* start DATASET ENTRIES *
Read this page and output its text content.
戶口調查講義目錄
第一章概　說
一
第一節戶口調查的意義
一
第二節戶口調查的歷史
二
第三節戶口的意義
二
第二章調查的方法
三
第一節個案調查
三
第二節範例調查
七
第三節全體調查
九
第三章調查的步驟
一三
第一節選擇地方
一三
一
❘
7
* end DATASET ENTRIES *
Your task is to transcribe the listing above in full, exactly as given.

Read this page and output its text content.
戶口調查講義目錄
第一章概　說
一
第一節戶口調查的意義
一
第二節戶口調查的歷史
二
第三節戶口的意義
二
第二章調查的方法
三
第一節個案調查
三
第二節範例調查
七
第三節全體調查
九
第三章調查的步驟
一三
第一節選擇地方
一三
一
❘
7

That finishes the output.